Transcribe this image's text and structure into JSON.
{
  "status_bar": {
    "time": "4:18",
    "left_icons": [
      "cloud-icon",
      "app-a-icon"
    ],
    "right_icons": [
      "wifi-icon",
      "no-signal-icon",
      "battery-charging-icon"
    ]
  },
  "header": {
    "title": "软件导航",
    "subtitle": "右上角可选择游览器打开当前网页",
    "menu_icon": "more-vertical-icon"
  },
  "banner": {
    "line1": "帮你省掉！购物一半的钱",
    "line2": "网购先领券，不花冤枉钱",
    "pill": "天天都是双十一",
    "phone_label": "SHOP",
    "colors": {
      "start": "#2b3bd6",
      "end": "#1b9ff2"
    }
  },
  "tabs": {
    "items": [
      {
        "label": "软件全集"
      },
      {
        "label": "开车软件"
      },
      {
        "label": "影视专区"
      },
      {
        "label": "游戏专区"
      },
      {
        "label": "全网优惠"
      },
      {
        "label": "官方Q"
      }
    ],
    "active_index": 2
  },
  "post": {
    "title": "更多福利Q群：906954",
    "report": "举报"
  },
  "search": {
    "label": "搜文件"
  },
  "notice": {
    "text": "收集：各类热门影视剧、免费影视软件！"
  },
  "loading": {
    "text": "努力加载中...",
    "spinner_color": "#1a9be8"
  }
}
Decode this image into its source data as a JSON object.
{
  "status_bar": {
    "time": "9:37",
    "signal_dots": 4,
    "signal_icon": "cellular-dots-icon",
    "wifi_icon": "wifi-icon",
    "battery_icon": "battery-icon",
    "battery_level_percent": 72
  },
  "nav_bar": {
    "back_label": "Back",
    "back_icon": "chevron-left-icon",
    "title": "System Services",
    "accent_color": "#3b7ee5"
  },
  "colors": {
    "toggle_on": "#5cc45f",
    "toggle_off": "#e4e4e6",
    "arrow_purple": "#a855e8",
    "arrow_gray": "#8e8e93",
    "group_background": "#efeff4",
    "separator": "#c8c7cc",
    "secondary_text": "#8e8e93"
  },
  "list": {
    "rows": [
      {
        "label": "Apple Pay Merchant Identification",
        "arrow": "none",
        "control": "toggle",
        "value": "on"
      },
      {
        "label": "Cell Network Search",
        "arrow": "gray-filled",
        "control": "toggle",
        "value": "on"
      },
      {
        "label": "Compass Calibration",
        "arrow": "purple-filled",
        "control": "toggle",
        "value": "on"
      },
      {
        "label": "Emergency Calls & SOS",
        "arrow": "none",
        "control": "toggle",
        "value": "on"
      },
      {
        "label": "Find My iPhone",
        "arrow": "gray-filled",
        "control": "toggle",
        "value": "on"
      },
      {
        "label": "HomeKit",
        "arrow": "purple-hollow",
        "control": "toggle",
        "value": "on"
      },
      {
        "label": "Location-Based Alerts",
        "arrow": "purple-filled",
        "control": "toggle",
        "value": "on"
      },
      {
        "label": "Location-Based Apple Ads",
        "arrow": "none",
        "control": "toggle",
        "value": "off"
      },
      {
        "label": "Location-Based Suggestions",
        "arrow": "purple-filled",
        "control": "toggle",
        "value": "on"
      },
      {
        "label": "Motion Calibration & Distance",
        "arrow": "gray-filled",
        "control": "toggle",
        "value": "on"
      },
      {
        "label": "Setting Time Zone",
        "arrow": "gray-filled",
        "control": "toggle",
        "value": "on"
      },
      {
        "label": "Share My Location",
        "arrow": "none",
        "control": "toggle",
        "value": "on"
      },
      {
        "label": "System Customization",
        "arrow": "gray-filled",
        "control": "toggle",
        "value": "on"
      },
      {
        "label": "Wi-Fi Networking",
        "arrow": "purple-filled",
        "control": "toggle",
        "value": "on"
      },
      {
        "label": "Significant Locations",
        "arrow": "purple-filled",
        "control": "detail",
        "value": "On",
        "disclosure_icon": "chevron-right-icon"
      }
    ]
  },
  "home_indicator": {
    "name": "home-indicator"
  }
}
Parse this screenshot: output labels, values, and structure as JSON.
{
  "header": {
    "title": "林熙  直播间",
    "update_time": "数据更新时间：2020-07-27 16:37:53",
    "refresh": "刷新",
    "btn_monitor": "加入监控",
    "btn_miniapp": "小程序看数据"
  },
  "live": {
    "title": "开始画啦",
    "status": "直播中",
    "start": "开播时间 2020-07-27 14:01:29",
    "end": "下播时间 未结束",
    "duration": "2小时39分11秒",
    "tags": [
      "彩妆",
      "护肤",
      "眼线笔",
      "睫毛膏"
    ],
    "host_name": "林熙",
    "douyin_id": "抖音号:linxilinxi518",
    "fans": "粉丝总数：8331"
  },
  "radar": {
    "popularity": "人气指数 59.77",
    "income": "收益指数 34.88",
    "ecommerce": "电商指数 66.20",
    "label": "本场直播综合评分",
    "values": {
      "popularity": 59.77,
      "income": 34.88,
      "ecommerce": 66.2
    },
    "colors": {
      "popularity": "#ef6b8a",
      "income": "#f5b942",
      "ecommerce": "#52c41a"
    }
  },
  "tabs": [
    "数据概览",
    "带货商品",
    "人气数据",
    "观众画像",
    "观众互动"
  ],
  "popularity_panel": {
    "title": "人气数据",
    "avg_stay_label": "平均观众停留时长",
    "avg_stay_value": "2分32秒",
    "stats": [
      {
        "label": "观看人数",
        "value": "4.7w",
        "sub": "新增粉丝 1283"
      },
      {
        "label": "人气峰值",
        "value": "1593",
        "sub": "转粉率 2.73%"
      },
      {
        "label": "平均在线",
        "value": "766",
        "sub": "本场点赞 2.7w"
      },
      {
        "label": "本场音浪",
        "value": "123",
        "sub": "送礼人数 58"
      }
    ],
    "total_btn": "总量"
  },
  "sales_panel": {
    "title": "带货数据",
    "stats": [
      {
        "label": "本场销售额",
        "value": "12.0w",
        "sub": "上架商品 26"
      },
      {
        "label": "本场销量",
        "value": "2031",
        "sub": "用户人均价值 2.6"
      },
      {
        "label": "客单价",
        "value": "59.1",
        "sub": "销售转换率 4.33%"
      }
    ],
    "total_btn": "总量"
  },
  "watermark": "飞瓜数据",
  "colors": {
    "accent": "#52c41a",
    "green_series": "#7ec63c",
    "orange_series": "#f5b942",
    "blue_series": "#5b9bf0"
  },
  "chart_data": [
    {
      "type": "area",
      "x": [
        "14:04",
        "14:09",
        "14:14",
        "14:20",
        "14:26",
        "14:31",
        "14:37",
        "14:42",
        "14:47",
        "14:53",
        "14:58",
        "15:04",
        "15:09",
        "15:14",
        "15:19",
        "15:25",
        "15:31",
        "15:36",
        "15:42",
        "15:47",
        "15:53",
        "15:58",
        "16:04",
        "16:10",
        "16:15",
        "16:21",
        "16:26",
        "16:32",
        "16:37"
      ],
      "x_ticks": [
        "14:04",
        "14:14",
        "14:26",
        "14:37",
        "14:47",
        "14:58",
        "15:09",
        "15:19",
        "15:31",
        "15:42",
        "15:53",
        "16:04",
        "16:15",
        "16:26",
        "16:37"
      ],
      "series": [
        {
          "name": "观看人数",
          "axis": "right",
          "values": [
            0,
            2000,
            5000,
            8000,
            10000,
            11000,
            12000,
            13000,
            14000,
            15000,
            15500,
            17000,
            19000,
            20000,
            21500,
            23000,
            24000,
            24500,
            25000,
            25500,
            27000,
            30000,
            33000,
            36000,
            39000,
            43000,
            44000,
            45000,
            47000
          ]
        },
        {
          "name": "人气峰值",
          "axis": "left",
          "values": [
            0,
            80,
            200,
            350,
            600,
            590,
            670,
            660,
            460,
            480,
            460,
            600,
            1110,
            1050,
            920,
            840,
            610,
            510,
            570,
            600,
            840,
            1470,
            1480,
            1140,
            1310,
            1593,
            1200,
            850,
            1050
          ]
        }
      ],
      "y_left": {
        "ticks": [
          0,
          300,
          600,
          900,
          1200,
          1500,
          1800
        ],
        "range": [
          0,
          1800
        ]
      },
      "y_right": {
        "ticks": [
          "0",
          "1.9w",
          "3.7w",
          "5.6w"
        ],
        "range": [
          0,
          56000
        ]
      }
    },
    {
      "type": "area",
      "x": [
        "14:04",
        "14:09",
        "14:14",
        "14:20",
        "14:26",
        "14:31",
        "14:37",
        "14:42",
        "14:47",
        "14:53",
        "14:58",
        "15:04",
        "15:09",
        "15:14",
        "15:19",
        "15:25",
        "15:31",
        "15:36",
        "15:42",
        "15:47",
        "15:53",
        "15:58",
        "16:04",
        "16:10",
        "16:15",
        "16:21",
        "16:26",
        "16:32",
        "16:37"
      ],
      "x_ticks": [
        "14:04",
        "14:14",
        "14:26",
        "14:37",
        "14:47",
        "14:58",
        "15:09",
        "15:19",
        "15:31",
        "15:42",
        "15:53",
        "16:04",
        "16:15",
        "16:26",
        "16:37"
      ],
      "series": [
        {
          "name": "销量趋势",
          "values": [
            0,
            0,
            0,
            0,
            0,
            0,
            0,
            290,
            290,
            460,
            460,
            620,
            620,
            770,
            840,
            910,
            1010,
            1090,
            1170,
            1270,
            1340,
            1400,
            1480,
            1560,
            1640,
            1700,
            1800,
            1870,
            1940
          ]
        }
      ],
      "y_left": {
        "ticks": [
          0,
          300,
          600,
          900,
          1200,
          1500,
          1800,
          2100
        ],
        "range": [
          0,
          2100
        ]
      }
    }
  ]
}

★ ★ ★ ★ ★ ★ ★

• _Problem statement_: Find the string "JSON" in the listing and return every line that holds it.

• _Answer to the problem_:
Transcribe this image's text and structure into JSON.
Decode this image into its source data as a JSON object.
Parse this screenshot: output labels, values, and structure as JSON.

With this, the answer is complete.